Every line in the listing is to be echoed verbatim.

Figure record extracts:
────────────────────
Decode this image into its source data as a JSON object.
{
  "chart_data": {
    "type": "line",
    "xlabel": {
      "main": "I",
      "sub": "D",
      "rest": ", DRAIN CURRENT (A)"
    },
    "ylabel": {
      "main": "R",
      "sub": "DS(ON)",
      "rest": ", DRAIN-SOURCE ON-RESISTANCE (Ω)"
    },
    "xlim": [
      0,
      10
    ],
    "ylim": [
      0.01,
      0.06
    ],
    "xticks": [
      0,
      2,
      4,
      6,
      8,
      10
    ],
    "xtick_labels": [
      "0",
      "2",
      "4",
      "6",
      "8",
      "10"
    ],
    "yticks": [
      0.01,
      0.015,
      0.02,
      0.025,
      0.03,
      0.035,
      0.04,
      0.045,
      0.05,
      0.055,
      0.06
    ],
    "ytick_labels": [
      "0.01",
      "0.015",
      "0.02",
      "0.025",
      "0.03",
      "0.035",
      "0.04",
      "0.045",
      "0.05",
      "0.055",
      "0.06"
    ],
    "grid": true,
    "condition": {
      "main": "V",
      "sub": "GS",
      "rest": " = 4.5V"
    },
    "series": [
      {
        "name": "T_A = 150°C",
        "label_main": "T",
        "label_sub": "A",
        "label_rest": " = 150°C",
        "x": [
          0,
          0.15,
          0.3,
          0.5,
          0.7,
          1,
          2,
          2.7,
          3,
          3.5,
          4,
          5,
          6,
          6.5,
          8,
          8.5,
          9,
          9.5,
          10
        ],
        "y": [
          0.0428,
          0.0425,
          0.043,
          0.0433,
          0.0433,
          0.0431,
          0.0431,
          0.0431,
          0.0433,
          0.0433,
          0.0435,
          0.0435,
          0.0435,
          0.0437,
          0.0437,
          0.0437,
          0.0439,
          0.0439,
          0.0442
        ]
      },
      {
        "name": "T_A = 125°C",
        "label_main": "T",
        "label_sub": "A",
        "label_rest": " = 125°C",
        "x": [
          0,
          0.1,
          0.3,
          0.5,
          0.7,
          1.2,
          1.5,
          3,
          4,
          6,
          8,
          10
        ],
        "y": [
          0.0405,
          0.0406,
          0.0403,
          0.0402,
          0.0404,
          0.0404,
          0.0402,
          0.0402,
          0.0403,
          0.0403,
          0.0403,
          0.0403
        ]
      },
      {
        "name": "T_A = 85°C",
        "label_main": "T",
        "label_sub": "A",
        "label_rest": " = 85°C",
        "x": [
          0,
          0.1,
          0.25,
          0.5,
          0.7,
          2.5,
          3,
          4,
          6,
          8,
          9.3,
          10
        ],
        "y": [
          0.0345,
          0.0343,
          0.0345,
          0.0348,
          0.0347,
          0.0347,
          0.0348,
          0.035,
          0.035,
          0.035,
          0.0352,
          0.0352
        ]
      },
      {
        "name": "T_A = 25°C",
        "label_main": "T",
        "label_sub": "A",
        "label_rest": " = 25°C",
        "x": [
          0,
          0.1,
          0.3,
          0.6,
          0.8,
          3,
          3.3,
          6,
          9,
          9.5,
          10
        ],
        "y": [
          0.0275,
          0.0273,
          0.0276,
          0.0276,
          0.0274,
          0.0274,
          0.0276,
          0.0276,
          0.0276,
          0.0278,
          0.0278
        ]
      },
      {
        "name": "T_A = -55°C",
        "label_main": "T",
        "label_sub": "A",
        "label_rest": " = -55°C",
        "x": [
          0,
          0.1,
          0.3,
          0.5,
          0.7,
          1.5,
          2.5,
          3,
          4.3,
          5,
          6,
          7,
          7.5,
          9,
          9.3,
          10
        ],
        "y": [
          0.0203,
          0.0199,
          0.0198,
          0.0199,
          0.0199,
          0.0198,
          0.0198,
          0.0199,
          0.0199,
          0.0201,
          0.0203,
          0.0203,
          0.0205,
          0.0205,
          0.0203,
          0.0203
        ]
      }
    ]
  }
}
────────────────────
(FINAL RESULT)
Decode this image into its source data as a JSON object.
{
  "chart_data": {
    "type": "line",
    "xlabel": {
      "main": "I",
      "sub": "D",
      "rest": ", DRAIN CURRENT (A)"
    },
    "ylabel": {
      "main": "R",
      "sub": "DS(ON)",
      "rest": ", DRAIN-SOURCE ON-RESISTANCE (Ω)"
    },
    "xlim": [
      0,
      10
    ],
    "ylim": [
      0.01,
      0.06
    ],
    "xticks": [
      0,
      2,
      4,
      6,
      8,
      10
    ],
    "xtick_labels": [
      "0",
      "2",
      "4",
      "6",
      "8",
      "10"
    ],
    "yticks": [
      0.01,
      0.015,
      0.02,
      0.025,
      0.03,
      0.035,
      0.04,
      0.045,
      0.05,
      0.055,
      0.06
    ],
    "ytick_labels": [
      "0.01",
      "0.015",
      "0.02",
      "0.025",
      "0.03",
      "0.035",
      "0.04",
      "0.045",
      "0.05",
      "0.055",
      "0.06"
    ],
    "grid": true,
    "condition": {
      "main": "V",
      "sub": "GS",
      "rest": " = 4.5V"
    },
    "series": [
      {
        "name": "T_A = 150°C",
        "label_main": "T",
        "label_sub": "A",
        "label_rest": " = 150°C",
        "x": [
          0,
          0.15,
          0.3,
          0.5,
          0.7,
          1,
          2,
          2.7,
          3,
          3.5,
          4,
          5,
          6,
          6.5,
          8,
          8.5,
          9,
          9.5,
          10
        ],
        "y": [
          0.0428,
          0.0425,
          0.043,
          0.0433,
          0.0433,
          0.0431,
          0.0431,
          0.0431,
          0.0433,
          0.0433,
          0.0435,
          0.0435,
          0.0435,
          0.0437,
          0.0437,
          0.0437,
          0.0439,
          0.0439,
          0.0442
        ]
      },
      {
        "name": "T_A = 125°C",
        "label_main": "T",
        "label_sub": "A",
        "label_rest": " = 125°C",
        "x": [
          0,
          0.1,
          0.3,
          0.5,
          0.7,
          1.2,
          1.5,
          3,
          4,
          6,
          8,
          10
        ],
        "y": [
          0.0405,
          0.0406,
          0.0403,
          0.0402,
          0.0404,
          0.0404,
          0.0402,
          0.0402,
          0.0403,
          0.0403,
          0.0403,
          0.0403
        ]
      },
      {
        "name": "T_A = 85°C",
        "label_main": "T",
        "label_sub": "A",
        "label_rest": " = 85°C",
        "x": [
          0,
          0.1,
          0.25,
          0.5,
          0.7,
          2.5,
          3,
          4,
          6,
          8,
          9.3,
          10
        ],
        "y": [
          0.0345,
          0.0343,
          0.0345,
          0.0348,
          0.0347,
          0.0347,
          0.0348,
          0.035,
          0.035,
          0.035,
          0.0352,
          0.0352
        ]
      },
      {
        "name": "T_A = 25°C",
        "label_main": "T",
        "label_sub": "A",
        "label_rest": " = 25°C",
        "x": [
          0,
          0.1,
          0.3,
          0.6,
          0.8,
          3,
          3.3,
          6,
          9,
          9.5,
          10
        ],
        "y": [
          0.0275,
          0.0273,
          0.0276,
          0.0276,
          0.0274,
          0.0274,
          0.0276,
          0.0276,
          0.0276,
          0.0278,
          0.0278
        ]
      },
      {
        "name": "T_A = -55°C",
        "label_main": "T",
        "label_sub": "A",
        "label_rest": " = -55°C",
        "x": [
          0,
          0.1,
          0.3,
          0.5,
          0.7,
          1.5,
          2.5,
          3,
          4.3,
          5,
          6,
          7,
          7.5,
          9,
          9.3,
          10
        ],
        "y": [
          0.0203,
          0.0199,
          0.0198,
          0.0199,
          0.0199,
          0.0198,
          0.0198,
          0.0199,
          0.0199,
          0.0201,
          0.0203,
          0.0203,
          0.0205,
          0.0205,
          0.0203,
          0.0203
        ]
      }
    ]
  }
}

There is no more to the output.